• Exercise:
Return every entry exactly.
--- Start Supplied records ---
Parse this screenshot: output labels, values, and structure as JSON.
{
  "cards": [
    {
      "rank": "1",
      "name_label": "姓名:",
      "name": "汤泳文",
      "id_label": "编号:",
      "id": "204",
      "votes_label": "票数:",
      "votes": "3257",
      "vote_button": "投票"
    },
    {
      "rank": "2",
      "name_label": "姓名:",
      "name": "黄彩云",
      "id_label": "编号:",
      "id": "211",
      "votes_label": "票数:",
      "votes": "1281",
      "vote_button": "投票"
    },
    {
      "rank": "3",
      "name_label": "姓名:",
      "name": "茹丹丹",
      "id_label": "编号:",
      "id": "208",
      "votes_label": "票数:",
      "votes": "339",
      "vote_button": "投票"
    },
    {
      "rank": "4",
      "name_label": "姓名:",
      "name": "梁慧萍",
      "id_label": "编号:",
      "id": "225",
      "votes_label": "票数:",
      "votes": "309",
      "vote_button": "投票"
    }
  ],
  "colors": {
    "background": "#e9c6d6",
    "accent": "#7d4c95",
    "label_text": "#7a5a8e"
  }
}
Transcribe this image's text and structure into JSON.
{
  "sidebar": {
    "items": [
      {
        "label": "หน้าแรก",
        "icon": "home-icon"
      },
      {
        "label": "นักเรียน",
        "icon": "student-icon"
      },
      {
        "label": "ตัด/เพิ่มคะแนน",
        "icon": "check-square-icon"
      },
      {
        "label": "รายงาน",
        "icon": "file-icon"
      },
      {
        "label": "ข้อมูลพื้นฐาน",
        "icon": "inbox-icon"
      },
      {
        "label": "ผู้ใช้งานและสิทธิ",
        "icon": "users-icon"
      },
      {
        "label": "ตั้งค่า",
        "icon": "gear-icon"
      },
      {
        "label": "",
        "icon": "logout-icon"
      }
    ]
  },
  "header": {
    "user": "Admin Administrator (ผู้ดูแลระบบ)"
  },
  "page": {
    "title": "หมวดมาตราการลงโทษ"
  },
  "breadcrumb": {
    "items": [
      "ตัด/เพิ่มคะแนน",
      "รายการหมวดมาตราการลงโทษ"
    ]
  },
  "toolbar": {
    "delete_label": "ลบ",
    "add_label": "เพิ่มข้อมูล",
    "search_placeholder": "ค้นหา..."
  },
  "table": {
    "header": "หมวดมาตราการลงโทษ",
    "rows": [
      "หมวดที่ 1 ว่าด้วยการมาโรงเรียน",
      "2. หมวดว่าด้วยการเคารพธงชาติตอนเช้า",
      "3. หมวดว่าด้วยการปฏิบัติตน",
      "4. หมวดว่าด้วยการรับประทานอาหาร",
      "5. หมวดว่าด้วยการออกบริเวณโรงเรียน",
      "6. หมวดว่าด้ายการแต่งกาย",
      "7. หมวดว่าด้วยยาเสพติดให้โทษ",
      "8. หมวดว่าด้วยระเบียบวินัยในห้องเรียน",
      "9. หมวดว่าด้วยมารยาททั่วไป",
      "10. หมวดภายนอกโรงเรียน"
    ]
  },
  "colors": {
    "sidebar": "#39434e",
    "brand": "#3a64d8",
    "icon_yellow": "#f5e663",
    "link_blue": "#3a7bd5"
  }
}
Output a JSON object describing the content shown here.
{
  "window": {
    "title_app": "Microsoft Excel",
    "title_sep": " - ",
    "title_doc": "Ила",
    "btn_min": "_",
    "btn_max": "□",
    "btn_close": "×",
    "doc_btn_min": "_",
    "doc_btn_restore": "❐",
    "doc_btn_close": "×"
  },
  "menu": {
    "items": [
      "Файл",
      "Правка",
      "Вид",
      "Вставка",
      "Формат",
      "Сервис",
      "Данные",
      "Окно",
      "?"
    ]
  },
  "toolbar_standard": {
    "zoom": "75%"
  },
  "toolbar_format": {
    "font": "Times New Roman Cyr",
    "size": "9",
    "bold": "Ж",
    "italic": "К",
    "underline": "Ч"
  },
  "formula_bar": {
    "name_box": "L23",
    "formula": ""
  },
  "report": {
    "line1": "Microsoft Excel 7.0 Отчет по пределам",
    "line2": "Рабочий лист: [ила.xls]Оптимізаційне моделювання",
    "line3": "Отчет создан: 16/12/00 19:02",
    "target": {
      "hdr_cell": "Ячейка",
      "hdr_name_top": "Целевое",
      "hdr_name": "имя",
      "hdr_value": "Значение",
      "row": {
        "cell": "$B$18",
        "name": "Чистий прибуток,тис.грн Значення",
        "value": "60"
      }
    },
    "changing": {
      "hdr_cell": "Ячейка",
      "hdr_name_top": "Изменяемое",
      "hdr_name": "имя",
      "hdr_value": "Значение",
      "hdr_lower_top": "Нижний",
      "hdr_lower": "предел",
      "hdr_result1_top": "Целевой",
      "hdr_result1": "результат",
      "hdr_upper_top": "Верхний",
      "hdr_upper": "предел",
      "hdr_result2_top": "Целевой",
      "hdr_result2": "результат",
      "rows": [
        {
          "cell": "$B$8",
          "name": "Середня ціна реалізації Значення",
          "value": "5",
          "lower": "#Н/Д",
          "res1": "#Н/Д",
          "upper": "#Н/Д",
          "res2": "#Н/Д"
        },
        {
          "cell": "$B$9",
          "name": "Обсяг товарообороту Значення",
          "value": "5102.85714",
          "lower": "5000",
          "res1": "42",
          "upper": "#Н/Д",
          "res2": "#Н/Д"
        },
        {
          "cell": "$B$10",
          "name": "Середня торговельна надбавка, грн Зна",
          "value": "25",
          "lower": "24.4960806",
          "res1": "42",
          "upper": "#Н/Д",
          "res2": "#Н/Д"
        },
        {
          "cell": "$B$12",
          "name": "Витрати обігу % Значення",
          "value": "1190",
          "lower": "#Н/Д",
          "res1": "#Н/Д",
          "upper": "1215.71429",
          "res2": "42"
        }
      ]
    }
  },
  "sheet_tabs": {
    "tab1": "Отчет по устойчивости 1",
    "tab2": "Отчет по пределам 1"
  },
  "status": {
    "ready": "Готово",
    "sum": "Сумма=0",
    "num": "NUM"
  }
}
--- End Supplied records ---
• Solution for this exercise:
Parse this screenshot: output labels, values, and structure as JSON.
{
  "cards": [
    {
      "rank": "1",
      "name_label": "姓名:",
      "name": "汤泳文",
      "id_label": "编号:",
      "id": "204",
      "votes_label": "票数:",
      "votes": "3257",
      "vote_button": "投票"
    },
    {
      "rank": "2",
      "name_label": "姓名:",
      "name": "黄彩云",
      "id_label": "编号:",
      "id": "211",
      "votes_label": "票数:",
      "votes": "1281",
      "vote_button": "投票"
    },
    {
      "rank": "3",
      "name_label": "姓名:",
      "name": "茹丹丹",
      "id_label": "编号:",
      "id": "208",
      "votes_label": "票数:",
      "votes": "339",
      "vote_button": "投票"
    },
    {
      "rank": "4",
      "name_label": "姓名:",
      "name": "梁慧萍",
      "id_label": "编号:",
      "id": "225",
      "votes_label": "票数:",
      "votes": "309",
      "vote_button": "投票"
    }
  ],
  "colors": {
    "background": "#e9c6d6",
    "accent": "#7d4c95",
    "label_text": "#7a5a8e"
  }
}
Transcribe this image's text and structure into JSON.
{
  "sidebar": {
    "items": [
      {
        "label": "หน้าแรก",
        "icon": "home-icon"
      },
      {
        "label": "นักเรียน",
        "icon": "student-icon"
      },
      {
        "label": "ตัด/เพิ่มคะแนน",
        "icon": "check-square-icon"
      },
      {
        "label": "รายงาน",
        "icon": "file-icon"
      },
      {
        "label": "ข้อมูลพื้นฐาน",
        "icon": "inbox-icon"
      },
      {
        "label": "ผู้ใช้งานและสิทธิ",
        "icon": "users-icon"
      },
      {
        "label": "ตั้งค่า",
        "icon": "gear-icon"
      },
      {
        "label": "",
        "icon": "logout-icon"
      }
    ]
  },
  "header": {
    "user": "Admin Administrator (ผู้ดูแลระบบ)"
  },
  "page": {
    "title": "หมวดมาตราการลงโทษ"
  },
  "breadcrumb": {
    "items": [
      "ตัด/เพิ่มคะแนน",
      "รายการหมวดมาตราการลงโทษ"
    ]
  },
  "toolbar": {
    "delete_label": "ลบ",
    "add_label": "เพิ่มข้อมูล",
    "search_placeholder": "ค้นหา..."
  },
  "table": {
    "header": "หมวดมาตราการลงโทษ",
    "rows": [
      "หมวดที่ 1 ว่าด้วยการมาโรงเรียน",
      "2. หมวดว่าด้วยการเคารพธงชาติตอนเช้า",
      "3. หมวดว่าด้วยการปฏิบัติตน",
      "4. หมวดว่าด้วยการรับประทานอาหาร",
      "5. หมวดว่าด้วยการออกบริเวณโรงเรียน",
      "6. หมวดว่าด้ายการแต่งกาย",
      "7. หมวดว่าด้วยยาเสพติดให้โทษ",
      "8. หมวดว่าด้วยระเบียบวินัยในห้องเรียน",
      "9. หมวดว่าด้วยมารยาททั่วไป",
      "10. หมวดภายนอกโรงเรียน"
    ]
  },
  "colors": {
    "sidebar": "#39434e",
    "brand": "#3a64d8",
    "icon_yellow": "#f5e663",
    "link_blue": "#3a7bd5"
  }
}
Output a JSON object describing the content shown here.
{
  "window": {
    "title_app": "Microsoft Excel",
    "title_sep": " - ",
    "title_doc": "Ила",
    "btn_min": "_",
    "btn_max": "□",
    "btn_close": "×",
    "doc_btn_min": "_",
    "doc_btn_restore": "❐",
    "doc_btn_close": "×"
  },
  "menu": {
    "items": [
      "Файл",
      "Правка",
      "Вид",
      "Вставка",
      "Формат",
      "Сервис",
      "Данные",
      "Окно",
      "?"
    ]
  },
  "toolbar_standard": {
    "zoom": "75%"
  },
  "toolbar_format": {
    "font": "Times New Roman Cyr",
    "size": "9",
    "bold": "Ж",
    "italic": "К",
    "underline": "Ч"
  },
  "formula_bar": {
    "name_box": "L23",
    "formula": ""
  },
  "report": {
    "line1": "Microsoft Excel 7.0 Отчет по пределам",
    "line2": "Рабочий лист: [ила.xls]Оптимізаційне моделювання",
    "line3": "Отчет создан: 16/12/00 19:02",
    "target": {
      "hdr_cell": "Ячейка",
      "hdr_name_top": "Целевое",
      "hdr_name": "имя",
      "hdr_value": "Значение",
      "row": {
        "cell": "$B$18",
        "name": "Чистий прибуток,тис.грн Значення",
        "value": "60"
      }
    },
    "changing": {
      "hdr_cell": "Ячейка",
      "hdr_name_top": "Изменяемое",
      "hdr_name": "имя",
      "hdr_value": "Значение",
      "hdr_lower_top": "Нижний",
      "hdr_lower": "предел",
      "hdr_result1_top": "Целевой",
      "hdr_result1": "результат",
      "hdr_upper_top": "Верхний",
      "hdr_upper": "предел",
      "hdr_result2_top": "Целевой",
      "hdr_result2": "результат",
      "rows": [
        {
          "cell": "$B$8",
          "name": "Середня ціна реалізації Значення",
          "value": "5",
          "lower": "#Н/Д",
          "res1": "#Н/Д",
          "upper": "#Н/Д",
          "res2": "#Н/Д"
        },
        {
          "cell": "$B$9",
          "name": "Обсяг товарообороту Значення",
          "value": "5102.85714",
          "lower": "5000",
          "res1": "42",
          "upper": "#Н/Д",
          "res2": "#Н/Д"
        },
        {
          "cell": "$B$10",
          "name": "Середня торговельна надбавка, грн Зна",
          "value": "25",
          "lower": "24.4960806",
          "res1": "42",
          "upper": "#Н/Д",
          "res2": "#Н/Д"
        },
        {
          "cell": "$B$12",
          "name": "Витрати обігу % Значення",
          "value": "1190",
          "lower": "#Н/Д",
          "res1": "#Н/Д",
          "upper": "1215.71429",
          "res2": "42"
        }
      ]
    }
  },
  "sheet_tabs": {
    "tab1": "Отчет по устойчивости 1",
    "tab2": "Отчет по пределам 1"
  },
  "status": {
    "ready": "Готово",
    "sum": "Сумма=0",
    "num": "NUM"
  }
}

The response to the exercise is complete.